| WHAT YOU SHOULD DO |
Every record below is to be retyped exactly.

— Start of ITEMS —

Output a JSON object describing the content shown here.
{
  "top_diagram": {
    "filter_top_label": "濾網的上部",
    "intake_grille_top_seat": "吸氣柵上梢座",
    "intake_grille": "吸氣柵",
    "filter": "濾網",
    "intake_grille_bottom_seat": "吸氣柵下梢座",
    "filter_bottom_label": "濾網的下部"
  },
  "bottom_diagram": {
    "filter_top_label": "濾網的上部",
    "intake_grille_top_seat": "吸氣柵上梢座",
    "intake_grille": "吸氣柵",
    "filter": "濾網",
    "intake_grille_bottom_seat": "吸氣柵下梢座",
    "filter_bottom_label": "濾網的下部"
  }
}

— End of ITEMS —

| SOLUTION TO THE PROBLEM |
Output a JSON object describing the content shown here.
{
  "top_diagram": {
    "filter_top_label": "濾網的上部",
    "intake_grille_top_seat": "吸氣柵上梢座",
    "intake_grille": "吸氣柵",
    "filter": "濾網",
    "intake_grille_bottom_seat": "吸氣柵下梢座",
    "filter_bottom_label": "濾網的下部"
  },
  "bottom_diagram": {
    "filter_top_label": "濾網的上部",
    "intake_grille_top_seat": "吸氣柵上梢座",
    "intake_grille": "吸氣柵",
    "filter": "濾網",
    "intake_grille_bottom_seat": "吸氣柵下梢座",
    "filter_bottom_label": "濾網的下部"
  }
}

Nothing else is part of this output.